BEGIN Selected passage

Data Transforms Sandbox

Technical Preview

Technical preview features are not supported for production deployments.

Redpanda data transforms provide a framework to create, build, and deploy inline data transformations on data written to Redpanda topics. You can develop custom data functions, which run asynchronously using a WebAssembly (Wasm) engine inside a Redpanda broker. A transform function processes every message produced to an input topic and returns one or more messages that are then produced to an output topic.

With data transforms, you can perform common data streaming tasks like filtering, scrubbing/cleaning/redacting, and normalizing and transcoding (for example, converting JSON to Avro). This is done efficiently within Redpanda, without the overhead of sending data to a separate stream processing environment or pushing this work onto consuming applications. Data transforms dramatically simplify the effort of delivering validated and pre-processed data to consumers in the form they expect. Data transforms can also interact with the Redpanda Schema Registry to work with encoded data types.

This technical preview provides a Docker container with a single broker to test Redpanda data transforms. You can develop data transforms with rpk transform commands. This page provides steps to initialize a transform project with rpk transform init, edit the transform logic in transform.go, then build and deploy the transform to a Redpanda cluster.

Share your feedback in the #wasm-transforms Redpanda Community Slack channel or in the feedback form.

Run data transforms

Follow these steps to set up, create, build, and deploy a Redpanda data transforms project in Golang.

Prerequisites

  1. Install Golang (latest version: 1.20).

  2. Install Docker.

Limitations

  • Golang WebAssembly transforms are compiled using tinygo. Some library modules may not work in this environment; for example, generated protocol buffer code is not supported.

  • The network and local disk are not accessible in this technical preview version.

Install rpk

  1. Download the technical preview of rpk that supports data transforms for your architecture.

    • Apple silicon

    • Apple x86-64

    • Linux x86-64

    • Linux Arm64

    curl -SLO https://dl.redpanda.com/i5iqIdFA2acjP1CQ/redpanda-wasm-transforms-tech-preview/raw/versions/0.0.0-20230830git604fcce/rpk-darwin-arm64.tar.gz
    curl -SLO https://dl.redpanda.com/i5iqIdFA2acjP1CQ/redpanda-wasm-transforms-tech-preview/raw/versions/0.0.0-20230830git604fcce/rpk-darwin-amd64.tar.gz
    curl -SLO https://dl.redpanda.com/i5iqIdFA2acjP1CQ/redpanda-wasm-transforms-tech-preview/raw/versions/0.0.0-20230830git604fcce/rpk-linux-amd64.tar.gz
    curl -SLO https://dl.redpanda.com/i5iqIdFA2acjP1CQ/redpanda-wasm-transforms-tech-preview/raw/versions/0.0.0-20230830git604fcce/rpk-linux-arm64.tar.gz
  2. Unzip the downloaded bundle to get the custom rpk binary.

  3. Set the custom rpk binary in your PATH.

Set up Redpanda

  1. Start a Redpanda container with the custom rpk binary with data transforms enabled:

    rpk container start
    Checking for a local image...
    Creating network redpanda
    Starting cluster...
    Waiting for the cluster to be ready...
    
    Cluster started!

END Selected passage
BEGIN Collected data

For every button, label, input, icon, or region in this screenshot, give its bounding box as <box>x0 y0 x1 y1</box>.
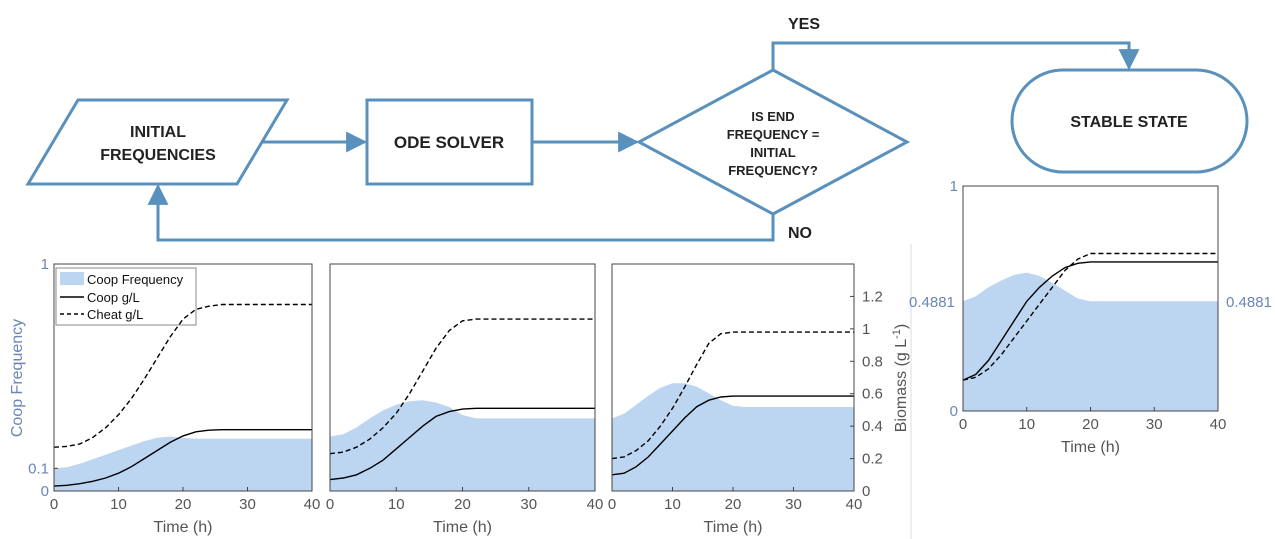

END Collected data

Required tasks:
1. Check each statement against the data transforms page and answer yes or no, quoting the words that decide it. (a) Transform functions run synchronously inside a Redpanda broker. (b) Generated protocol buffer code is supported in Golang transforms. (c) The technical preview Docker container runs a single broker.
2. Carry on the data transforms page from its last line.

Written responses:
1.
(a) No: "which run asynchronously using a WebAssembly (Wasm) engine inside a Redpanda broker"
(b) No: "generated protocol buffer code is not supported"
(c) Yes: "a Docker container with a single broker to test Redpanda data transforms"

2.
    NODE-ID  STATUS   KAFKA-ADDRESS    ADMIN-ADDRESS    PROXY-ADDRESS
    0        running  127.0.0.1:56086  127.0.0.1:56085  127.0.0.1:56087
    
    You can use rpk to interact with this cluster. E.g:
    
        rpk cluster info -X brokers=127.0.0.1:56086
        rpk cluster health -X admin.hosts=127.0.0.1:56085
    
    You may also set an environment variable with the comma-separated list of
    broker and admin API addresses:
    
        export RPK_BROKERS="127.0.0.1:56086"
        export RPK_ADMIN_HOSTS="127.0.0.1:56085"
        rpk cluster info
        rpk cluster health
    • rpk expects Docker to use its default socket. To configure in Docker Desktop, go to Settings > Advanced, and enable Allow the default Docker socket to be used.

    • Set the RPK_* environment variables listed in the command’s output. The rpk commands use them when deploying the transform’s Wasm module for this container.

  2. Create the demo topics to produce and consume:

    rpk topic create demo-1 demo-2

Create a data transforms project

  1. Create and initialize a data transforms project:

    rpk transform init

    A successful command generates project files in your current directory:

    .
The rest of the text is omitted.